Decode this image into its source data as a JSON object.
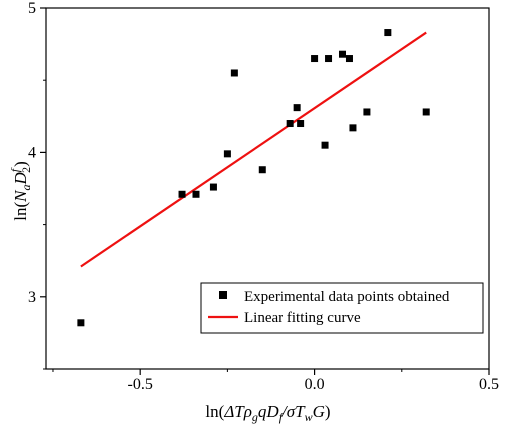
{
  "chart_data": {
    "type": "scatter",
    "xlabel": "ln(ΔTρgqDf/σTwG)",
    "ylabel": "ln(NaD²f)",
    "xlim": [
      -0.77,
      0.5
    ],
    "ylim": [
      2.5,
      5.0
    ],
    "x_ticks": [
      -0.5,
      0.0,
      0.5
    ],
    "x_tick_labels": [
      "-0.5",
      "0.0",
      "0.5"
    ],
    "y_ticks": [
      3,
      4,
      5
    ],
    "y_tick_labels": [
      "3",
      "4",
      "5"
    ],
    "grid": false,
    "legend_position": "bottom-right",
    "series": [
      {
        "name": "Experimental data points obtained",
        "kind": "scatter",
        "marker": "square",
        "color": "#000000",
        "points": [
          [
            -0.67,
            2.82
          ],
          [
            -0.38,
            3.71
          ],
          [
            -0.34,
            3.71
          ],
          [
            -0.29,
            3.76
          ],
          [
            -0.25,
            3.99
          ],
          [
            -0.23,
            4.55
          ],
          [
            -0.15,
            3.88
          ],
          [
            -0.07,
            4.2
          ],
          [
            -0.05,
            4.31
          ],
          [
            -0.04,
            4.2
          ],
          [
            0.0,
            4.65
          ],
          [
            0.03,
            4.05
          ],
          [
            0.04,
            4.65
          ],
          [
            0.08,
            4.68
          ],
          [
            0.1,
            4.65
          ],
          [
            0.11,
            4.17
          ],
          [
            0.15,
            4.28
          ],
          [
            0.21,
            4.83
          ],
          [
            0.32,
            4.28
          ]
        ]
      },
      {
        "name": "Linear fitting curve",
        "kind": "line",
        "color": "#ee1111",
        "points": [
          [
            -0.67,
            3.21
          ],
          [
            0.32,
            4.83
          ]
        ]
      }
    ]
  }
}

- - -

Reproduce the entries above exactly. Do not include the images.

Decode this image into its source data as a JSON object.
{
  "chart_data": {
    "type": "scatter",
    "xlabel": "ln(ΔTρgqDf/σTwG)",
    "ylabel": "ln(NaD²f)",
    "xlim": [
      -0.77,
      0.5
    ],
    "ylim": [
      2.5,
      5.0
    ],
    "x_ticks": [
      -0.5,
      0.0,
      0.5
    ],
    "x_tick_labels": [
      "-0.5",
      "0.0",
      "0.5"
    ],
    "y_ticks": [
      3,
      4,
      5
    ],
    "y_tick_labels": [
      "3",
      "4",
      "5"
    ],
    "grid": false,
    "legend_position": "bottom-right",
    "series": [
      {
        "name": "Experimental data points obtained",
        "kind": "scatter",
        "marker": "square",
        "color": "#000000",
        "points": [
          [
            -0.67,
            2.82
          ],
          [
            -0.38,
            3.71
          ],
          [
            -0.34,
            3.71
          ],
          [
            -0.29,
            3.76
          ],
          [
            -0.25,
            3.99
          ],
          [
            -0.23,
            4.55
          ],
          [
            -0.15,
            3.88
          ],
          [
            -0.07,
            4.2
          ],
          [
            -0.05,
            4.31
          ],
          [
            -0.04,
            4.2
          ],
          [
            0.0,
            4.65
          ],
          [
            0.03,
            4.05
          ],
          [
            0.04,
            4.65
          ],
          [
            0.08,
            4.68
          ],
          [
            0.1,
            4.65
          ],
          [
            0.11,
            4.17
          ],
          [
            0.15,
            4.28
          ],
          [
            0.21,
            4.83
          ],
          [
            0.32,
            4.28
          ]
        ]
      },
      {
        "name": "Linear fitting curve",
        "kind": "line",
        "color": "#ee1111",
        "points": [
          [
            -0.67,
            3.21
          ],
          [
            0.32,
            4.83
          ]
        ]
      }
    ]
  }
}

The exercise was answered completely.